Written problem.
Show each line that has the string "Kerzen" in it.

-------

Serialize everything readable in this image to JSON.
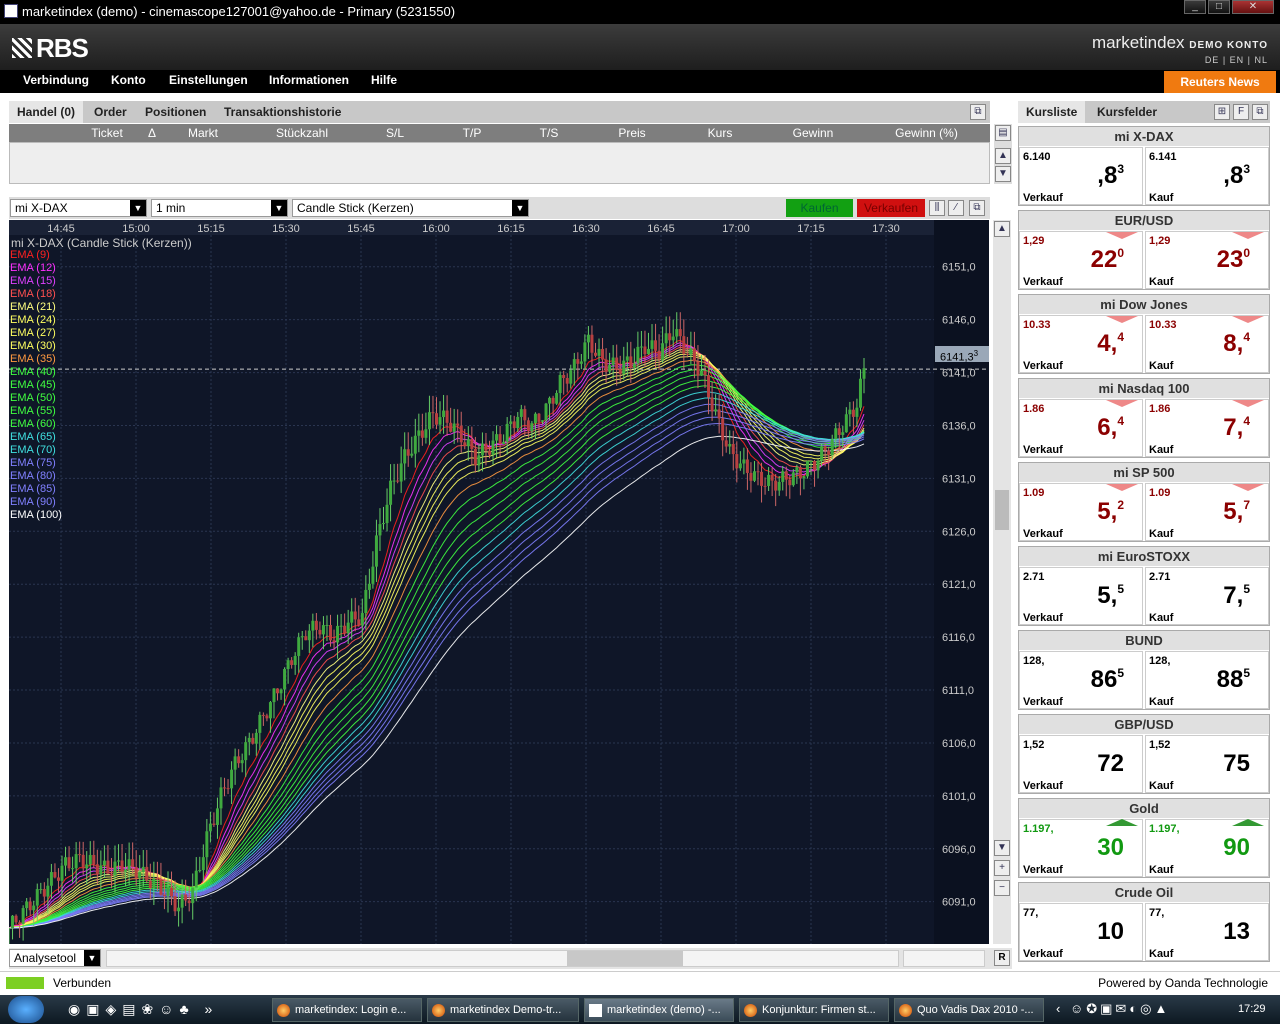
{
  "window": {
    "title": "marketindex (demo) - cinemascope127001@yahoo.de - Primary (5231550)",
    "controls": [
      "_",
      "□",
      "✕"
    ]
  },
  "header": {
    "logo": "RBS",
    "brand": "marketindex",
    "brand_sub": "DEMO KONTO",
    "langs": "DE | EN | NL"
  },
  "menu": {
    "items": [
      "Verbindung",
      "Konto",
      "Einstellungen",
      "Informationen",
      "Hilfe"
    ],
    "reuters": "Reuters News"
  },
  "trade": {
    "tabs": [
      "Handel (0)",
      "Order",
      "Positionen",
      "Transaktionshistorie"
    ],
    "columns": [
      "Ticket",
      "Δ",
      "Markt",
      "Stückzahl",
      "S/L",
      "T/P",
      "T/S",
      "Preis",
      "Kurs",
      "Gewinn",
      "Gewinn (%)"
    ]
  },
  "toolbar": {
    "instrument": "mi X-DAX",
    "interval": "1 min",
    "chart_type": "Candle Stick (Kerzen)",
    "buy": "Kaufen",
    "sell": "Verkaufen"
  },
  "chart": {
    "legend_title": "mi X-DAX (Candle Stick (Kerzen))",
    "current_price": "6141,3",
    "current_price_sup": "3"
  },
  "chart_data": {
    "type": "candlestick",
    "title": "mi X-DAX (Candle Stick (Kerzen))",
    "x_ticks": [
      "14:45",
      "15:00",
      "15:15",
      "15:30",
      "15:45",
      "16:00",
      "16:15",
      "16:30",
      "16:45",
      "17:00",
      "17:15",
      "17:30"
    ],
    "y_ticks": [
      "6151,0",
      "6146,0",
      "6141,0",
      "6136,0",
      "6131,0",
      "6126,0",
      "6121,0",
      "6116,0",
      "6111,0",
      "6106,0",
      "6101,0",
      "6096,0",
      "6091,0"
    ],
    "ylim": [
      6087,
      6154
    ],
    "current": 6141.33,
    "ema_legend": [
      {
        "name": "EMA (9)",
        "color": "#ff2020"
      },
      {
        "name": "EMA (12)",
        "color": "#ff30ff"
      },
      {
        "name": "EMA (15)",
        "color": "#e040ff"
      },
      {
        "name": "EMA (18)",
        "color": "#ff5050"
      },
      {
        "name": "EMA (21)",
        "color": "#ffff80"
      },
      {
        "name": "EMA (24)",
        "color": "#ffff60"
      },
      {
        "name": "EMA (27)",
        "color": "#ffff60"
      },
      {
        "name": "EMA (30)",
        "color": "#ffff60"
      },
      {
        "name": "EMA (35)",
        "color": "#ff9940"
      },
      {
        "name": "EMA (40)",
        "color": "#40ff40"
      },
      {
        "name": "EMA (45)",
        "color": "#40ff40"
      },
      {
        "name": "EMA (50)",
        "color": "#40ff40"
      },
      {
        "name": "EMA (55)",
        "color": "#40ff40"
      },
      {
        "name": "EMA (60)",
        "color": "#40ff40"
      },
      {
        "name": "EMA (65)",
        "color": "#40e0e0"
      },
      {
        "name": "EMA (70)",
        "color": "#40e0e0"
      },
      {
        "name": "EMA (75)",
        "color": "#8080ff"
      },
      {
        "name": "EMA (80)",
        "color": "#8080ff"
      },
      {
        "name": "EMA (85)",
        "color": "#8080ff"
      },
      {
        "name": "EMA (90)",
        "color": "#8080ff"
      },
      {
        "name": "EMA (100)",
        "color": "#ffffff"
      }
    ],
    "price_path": [
      [
        0,
        6088.5
      ],
      [
        4,
        6090
      ],
      [
        8,
        6091.5
      ],
      [
        12,
        6093
      ],
      [
        16,
        6094.5
      ],
      [
        20,
        6095
      ],
      [
        24,
        6094.5
      ],
      [
        28,
        6094
      ],
      [
        32,
        6094.5
      ],
      [
        36,
        6094
      ],
      [
        40,
        6093
      ],
      [
        44,
        6092
      ],
      [
        48,
        6090.5
      ],
      [
        52,
        6092
      ],
      [
        56,
        6097
      ],
      [
        60,
        6101
      ],
      [
        64,
        6104
      ],
      [
        68,
        6106
      ],
      [
        72,
        6108.5
      ],
      [
        76,
        6111
      ],
      [
        80,
        6114
      ],
      [
        84,
        6116.5
      ],
      [
        88,
        6117
      ],
      [
        92,
        6116
      ],
      [
        96,
        6117.5
      ],
      [
        100,
        6118
      ],
      [
        104,
        6125
      ],
      [
        108,
        6130
      ],
      [
        112,
        6133
      ],
      [
        116,
        6135
      ],
      [
        120,
        6137
      ],
      [
        124,
        6136.5
      ],
      [
        128,
        6135
      ],
      [
        132,
        6133
      ],
      [
        136,
        6134
      ],
      [
        140,
        6135
      ],
      [
        144,
        6137
      ],
      [
        148,
        6136
      ],
      [
        152,
        6137.5
      ],
      [
        156,
        6140
      ],
      [
        160,
        6141.5
      ],
      [
        164,
        6144
      ],
      [
        168,
        6142
      ],
      [
        172,
        6141.5
      ],
      [
        176,
        6142
      ],
      [
        180,
        6143.5
      ],
      [
        184,
        6143
      ],
      [
        188,
        6145
      ],
      [
        192,
        6143
      ],
      [
        196,
        6141
      ],
      [
        200,
        6137
      ],
      [
        204,
        6133.5
      ],
      [
        208,
        6132
      ],
      [
        212,
        6131
      ],
      [
        216,
        6130.5
      ],
      [
        220,
        6131
      ],
      [
        224,
        6131.5
      ],
      [
        228,
        6132.5
      ],
      [
        232,
        6134
      ],
      [
        236,
        6136
      ],
      [
        240,
        6138
      ],
      [
        242,
        6141.3
      ]
    ]
  },
  "analysis": {
    "label": "Analysetool",
    "r": "R"
  },
  "right": {
    "tabs": [
      "Kursliste",
      "Kursfelder"
    ],
    "cards": [
      {
        "name": "mi X-DAX",
        "sell_pre": "6.140",
        "sell_big": ",8",
        "sell_sup": "3",
        "buy_pre": "6.141",
        "buy_big": ",8",
        "buy_sup": "3",
        "color": "#000",
        "dir": ""
      },
      {
        "name": "EUR/USD",
        "sell_pre": "1,29",
        "sell_big": "22",
        "sell_sup": "0",
        "buy_pre": "1,29",
        "buy_big": "23",
        "buy_sup": "0",
        "color": "#8b0000",
        "dir": "down"
      },
      {
        "name": "mi Dow Jones",
        "sell_pre": "10.33",
        "sell_big": "4,",
        "sell_sup": "4",
        "buy_pre": "10.33",
        "buy_big": "8,",
        "buy_sup": "4",
        "color": "#8b0000",
        "dir": "down"
      },
      {
        "name": "mi Nasdaq 100",
        "sell_pre": "1.86",
        "sell_big": "6,",
        "sell_sup": "4",
        "buy_pre": "1.86",
        "buy_big": "7,",
        "buy_sup": "4",
        "color": "#8b0000",
        "dir": "down"
      },
      {
        "name": "mi SP 500",
        "sell_pre": "1.09",
        "sell_big": "5,",
        "sell_sup": "2",
        "buy_pre": "1.09",
        "buy_big": "5,",
        "buy_sup": "7",
        "color": "#8b0000",
        "dir": "down"
      },
      {
        "name": "mi EuroSTOXX",
        "sell_pre": "2.71",
        "sell_big": "5,",
        "sell_sup": "5",
        "buy_pre": "2.71",
        "buy_big": "7,",
        "buy_sup": "5",
        "color": "#000",
        "dir": ""
      },
      {
        "name": "BUND",
        "sell_pre": "128,",
        "sell_big": "86",
        "sell_sup": "5",
        "buy_pre": "128,",
        "buy_big": "88",
        "buy_sup": "5",
        "color": "#000",
        "dir": ""
      },
      {
        "name": "GBP/USD",
        "sell_pre": "1,52",
        "sell_big": "72",
        "sell_sup": "",
        "buy_pre": "1,52",
        "buy_big": "75",
        "buy_sup": "",
        "color": "#000",
        "dir": ""
      },
      {
        "name": "Gold",
        "sell_pre": "1.197,",
        "sell_big": "30",
        "sell_sup": "",
        "buy_pre": "1.197,",
        "buy_big": "90",
        "buy_sup": "",
        "color": "#119911",
        "dir": "up"
      },
      {
        "name": "Crude Oil",
        "sell_pre": "77,",
        "sell_big": "10",
        "sell_sup": "",
        "buy_pre": "77,",
        "buy_big": "13",
        "buy_sup": "",
        "color": "#000",
        "dir": ""
      }
    ],
    "sell_label": "Verkauf",
    "buy_label": "Kauf"
  },
  "status": {
    "text": "Verbunden",
    "powered": "Powered by Oanda Technologie"
  },
  "taskbar": {
    "tasks": [
      "marketindex: Login e...",
      "marketindex Demo-tr...",
      "marketindex (demo) -...",
      "Konjunktur: Firmen st...",
      "Quo Vadis Dax 2010 -..."
    ],
    "clock": "17:29"
  }
}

-------

Response below.
    "chart_type": "Candle Stick (Kerzen)",
    "legend_title": "mi X-DAX (Candle Stick (Kerzen))",
    "title": "mi X-DAX (Candle Stick (Kerzen))",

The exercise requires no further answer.